> _Data supplied_

- - -

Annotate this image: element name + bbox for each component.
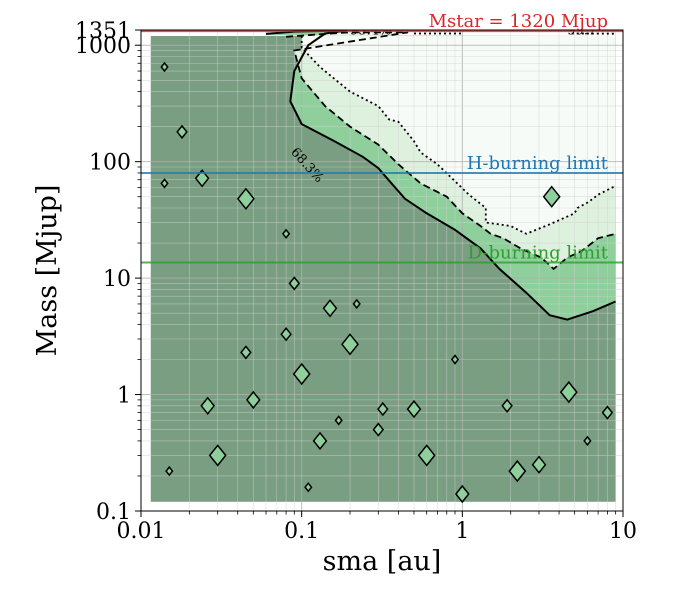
contour-island (417, 444, 436, 467)
contour-island (280, 326, 292, 342)
contour-island (160, 61, 169, 73)
y-tick-label: 0.1 (96, 500, 131, 525)
contour-island (208, 444, 227, 467)
y-tick-label: 1351 (75, 19, 131, 44)
contour-island (194, 169, 210, 188)
y-tick-label: 1 (117, 384, 131, 409)
contour-island (322, 299, 338, 318)
contour-island (292, 362, 311, 386)
x-tick-label: 10 (609, 519, 637, 544)
contour-island (377, 401, 389, 417)
contour-island (304, 481, 313, 493)
contour-island (406, 399, 422, 419)
contour-island (583, 435, 592, 447)
x-tick-label: 1 (455, 519, 469, 544)
x-tick-label: 0.01 (117, 519, 166, 544)
contour-island (160, 178, 169, 189)
contour-line-95 (286, 31, 616, 271)
contour-island (601, 405, 614, 420)
contour-label-95: 95.4% (350, 23, 391, 38)
contour-island (240, 345, 252, 360)
contour-line-68 (265, 30, 616, 321)
y-tick-label: 100 (89, 151, 131, 176)
contour-island (236, 187, 255, 211)
contour-island (312, 431, 328, 451)
grid (141, 30, 623, 511)
contour-island (559, 380, 578, 404)
contour-island (542, 185, 561, 208)
contour-island (372, 422, 385, 437)
contour-island (450, 354, 460, 365)
y-tick-label: 10 (103, 267, 131, 292)
contour-island (501, 398, 513, 414)
reference-label-mstar: Mstar = 1320 Mjup (429, 11, 608, 32)
contour-island (245, 390, 261, 410)
contour-island (165, 465, 174, 477)
fill-region-99 (301, 36, 616, 234)
y-tick-label: 1000 (75, 34, 131, 59)
contour-island (281, 228, 291, 240)
contour-island (200, 396, 216, 416)
plot-clip-group: 68.3%95.4% 99.7 (141, 23, 623, 511)
x-axis-title: sma [au] (323, 546, 442, 577)
contour-island (352, 298, 361, 310)
contour-label-99: 99.7 (567, 23, 596, 38)
contour-island (508, 459, 527, 483)
contour-island (334, 415, 343, 426)
contour-island (531, 455, 547, 474)
x-tick-label: 0.1 (284, 519, 319, 544)
contour-island (454, 484, 470, 504)
reference-label-h-burning: H-burning limit (467, 153, 609, 174)
contour-island (176, 124, 188, 140)
contour-island (288, 276, 301, 291)
reference-label-d-burning: D-burning limit (468, 243, 609, 264)
axes-frame (140, 29, 624, 512)
y-axis-title: Mass [Mjup] (32, 185, 63, 357)
contour-island (341, 333, 359, 356)
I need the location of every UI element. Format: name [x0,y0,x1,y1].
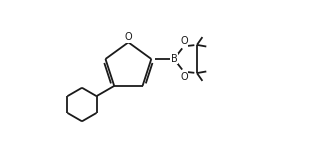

- - -

> _The problem_
Copy out every line of the data above word for word, without the pictures.

> _The result_
Annotate this image: element name + bbox for each component.
contour-island (417, 444, 436, 467)
contour-island (280, 326, 292, 342)
contour-island (160, 61, 169, 73)
y-tick-label: 0.1 (96, 500, 131, 525)
contour-island (208, 444, 227, 467)
y-tick-label: 1351 (75, 19, 131, 44)
contour-island (194, 169, 210, 188)
y-tick-label: 1 (117, 384, 131, 409)
contour-island (322, 299, 338, 318)
contour-island (292, 362, 311, 386)
x-tick-label: 10 (609, 519, 637, 544)
contour-island (377, 401, 389, 417)
contour-island (304, 481, 313, 493)
contour-island (406, 399, 422, 419)
contour-island (583, 435, 592, 447)
x-tick-label: 1 (455, 519, 469, 544)
x-tick-label: 0.01 (117, 519, 166, 544)
contour-island (160, 178, 169, 189)
contour-line-95 (286, 31, 616, 271)
contour-island (601, 405, 614, 420)
contour-label-95: 95.4% (350, 23, 391, 38)
contour-island (240, 345, 252, 360)
contour-line-68 (265, 30, 616, 321)
y-tick-label: 100 (89, 151, 131, 176)
contour-island (236, 187, 255, 211)
contour-island (312, 431, 328, 451)
grid (141, 30, 623, 511)
contour-island (559, 380, 578, 404)
contour-island (542, 185, 561, 208)
contour-island (372, 422, 385, 437)
contour-island (450, 354, 460, 365)
y-tick-label: 10 (103, 267, 131, 292)
contour-island (501, 398, 513, 414)
reference-label-mstar: Mstar = 1320 Mjup (429, 11, 608, 32)
contour-island (245, 390, 261, 410)
contour-island (165, 465, 174, 477)
fill-region-99 (301, 36, 616, 234)
y-tick-label: 1000 (75, 34, 131, 59)
contour-island (281, 228, 291, 240)
contour-island (200, 396, 216, 416)
plot-clip-group: 68.3%95.4% 99.7 (141, 23, 623, 511)
x-axis-title: sma [au] (323, 546, 442, 577)
contour-island (352, 298, 361, 310)
contour-label-99: 99.7 (567, 23, 596, 38)
contour-island (508, 459, 527, 483)
contour-island (334, 415, 343, 426)
contour-island (531, 455, 547, 474)
x-tick-label: 0.1 (284, 519, 319, 544)
contour-island (454, 484, 470, 504)
reference-label-h-burning: H-burning limit (467, 153, 609, 174)
contour-island (176, 124, 188, 140)
contour-island (288, 276, 301, 291)
reference-label-d-burning: D-burning limit (468, 243, 609, 264)
axes-frame (140, 29, 624, 512)
y-axis-title: Mass [Mjup] (32, 185, 63, 357)
contour-island (341, 333, 359, 356)
I need the location of every UI element. Format: name [x0,y0,x1,y1].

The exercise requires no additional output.